Instructions to follow:
Reproduce all the entries exactly and keep the pictures out.

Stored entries
· · · · ·

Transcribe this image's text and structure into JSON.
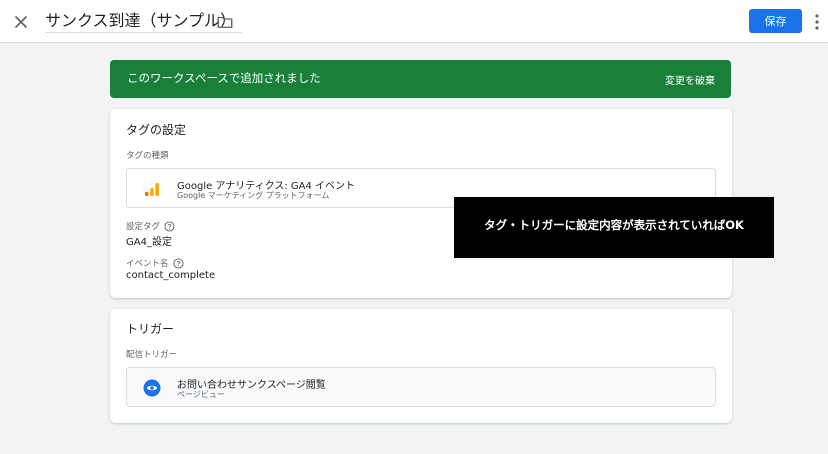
{
  "header": {
    "title": "サンクス到達（サンプル）",
    "save_label": "保存"
  },
  "banner": {
    "message": "このワークスペースで追加されました",
    "discard_label": "変更を破棄"
  },
  "tag_card": {
    "title": "タグの設定",
    "type_label": "タグの種類",
    "tag_type": {
      "name": "Google アナリティクス: GA4 イベント",
      "sub": "Google マーケティング プラットフォーム",
      "icon": "google-analytics-icon"
    },
    "config_tag_label": "設定タグ",
    "config_tag_value": "GA4_設定",
    "event_name_label": "イベント名",
    "event_name_value": "contact_complete"
  },
  "trigger_card": {
    "title": "トリガー",
    "firing_label": "配信トリガー",
    "trigger": {
      "name": "お問い合わせサンクスページ閲覧",
      "sub": "ページビュー",
      "icon": "eye-icon"
    }
  },
  "overlay": {
    "text": "タグ・トリガーに設定内容が表示されていればOK"
  },
  "colors": {
    "primary": "#1a73e8",
    "banner": "#188038",
    "analytics_orange": "#f9ab00",
    "analytics_dark": "#e37400"
  }
}
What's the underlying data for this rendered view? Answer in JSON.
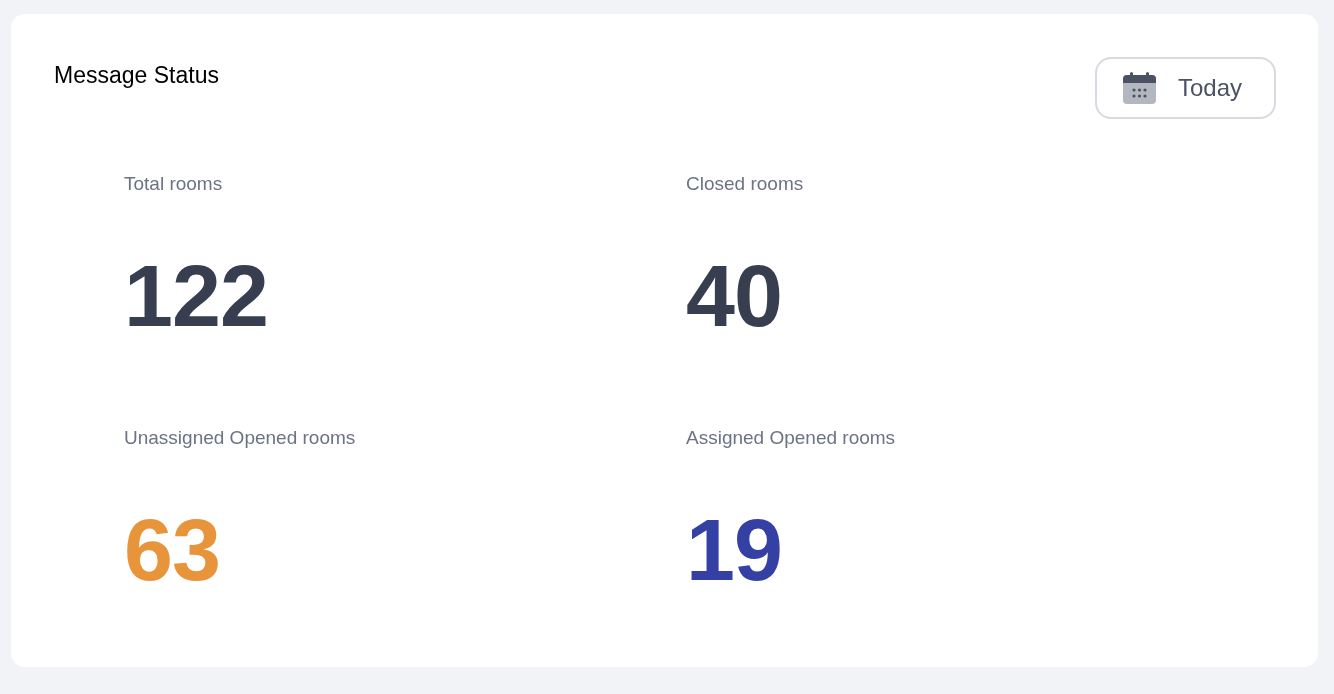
{
  "card": {
    "title": "Message Status",
    "date_button": {
      "label": "Today"
    },
    "stats": [
      {
        "label": "Total rooms",
        "value": "122",
        "color": "#363e50"
      },
      {
        "label": "Closed rooms",
        "value": "40",
        "color": "#363e50"
      },
      {
        "label": "Unassigned Opened rooms",
        "value": "63",
        "color": "#e8943a"
      },
      {
        "label": "Assigned Opened rooms",
        "value": "19",
        "color": "#3540a5"
      }
    ]
  }
}
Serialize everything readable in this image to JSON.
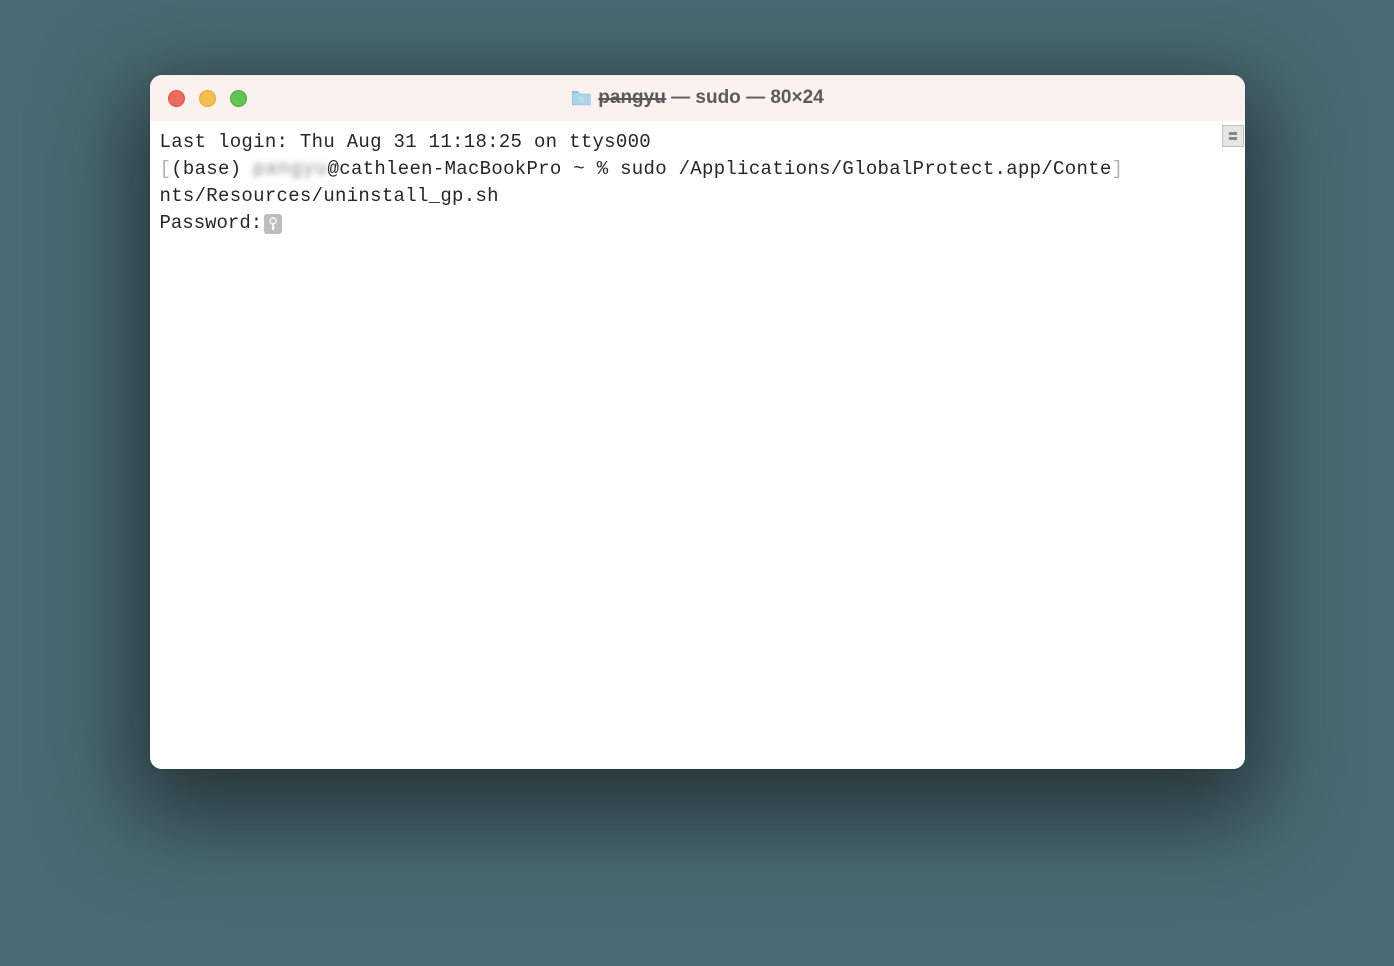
{
  "window": {
    "title_user": "pangyu",
    "title_separator_1": " — ",
    "title_process": "sudo",
    "title_separator_2": " — ",
    "title_dimensions": "80×24"
  },
  "terminal": {
    "last_login": "Last login: Thu Aug 31 11:18:25 on ttys000",
    "prompt_env": "(base) ",
    "prompt_user_blurred": "pangyu",
    "prompt_host": "@cathleen-MacBookPro ~ % ",
    "command": "sudo /Applications/GlobalProtect.app/Conte",
    "command_wrap": "nts/Resources/uninstall_gp.sh",
    "password_label": "Password:"
  }
}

· · · · ·

The reply:
Transcribe this image's text and structure into JSON.
{
  "header": {
    "title": "サンクス到達（サンプル）",
    "save_label": "保存"
  },
  "banner": {
    "message": "このワークスペースで追加されました",
    "discard_label": "変更を破棄"
  },
  "tag_card": {
    "title": "タグの設定",
    "type_label": "タグの種類",
    "tag_type": {
      "name": "Google アナリティクス: GA4 イベント",
      "sub": "Google マーケティング プラットフォーム",
      "icon": "google-analytics-icon"
    },
    "config_tag_label": "設定タグ",
    "config_tag_value": "GA4_設定",
    "event_name_label": "イベント名",
    "event_name_value": "contact_complete"
  },
  "trigger_card": {
    "title": "トリガー",
    "firing_label": "配信トリガー",
    "trigger": {
      "name": "お問い合わせサンクスページ閲覧",
      "sub": "ページビュー",
      "icon": "eye-icon"
    }
  },
  "overlay": {
    "text": "タグ・トリガーに設定内容が表示されていればOK"
  },
  "colors": {
    "primary": "#1a73e8",
    "banner": "#188038",
    "analytics_orange": "#f9ab00",
    "analytics_dark": "#e37400"
  }
}
What's the underlying data for this rendered view? Answer in JSON.
{
  "card": {
    "title": "Message Status",
    "date_button": {
      "label": "Today"
    },
    "stats": [
      {
        "label": "Total rooms",
        "value": "122",
        "color": "#363e50"
      },
      {
        "label": "Closed rooms",
        "value": "40",
        "color": "#363e50"
      },
      {
        "label": "Unassigned Opened rooms",
        "value": "63",
        "color": "#e8943a"
      },
      {
        "label": "Assigned Opened rooms",
        "value": "19",
        "color": "#3540a5"
      }
    ]
  }
}
Serialize everything readable in this image to JSON.
{
  "window": {
    "title_user": "pangyu",
    "title_separator_1": " — ",
    "title_process": "sudo",
    "title_separator_2": " — ",
    "title_dimensions": "80×24"
  },
  "terminal": {
    "last_login": "Last login: Thu Aug 31 11:18:25 on ttys000",
    "prompt_env": "(base) ",
    "prompt_user_blurred": "pangyu",
    "prompt_host": "@cathleen-MacBookPro ~ % ",
    "command": "sudo /Applications/GlobalProtect.app/Conte",
    "command_wrap": "nts/Resources/uninstall_gp.sh",
    "password_label": "Password:"
  }
}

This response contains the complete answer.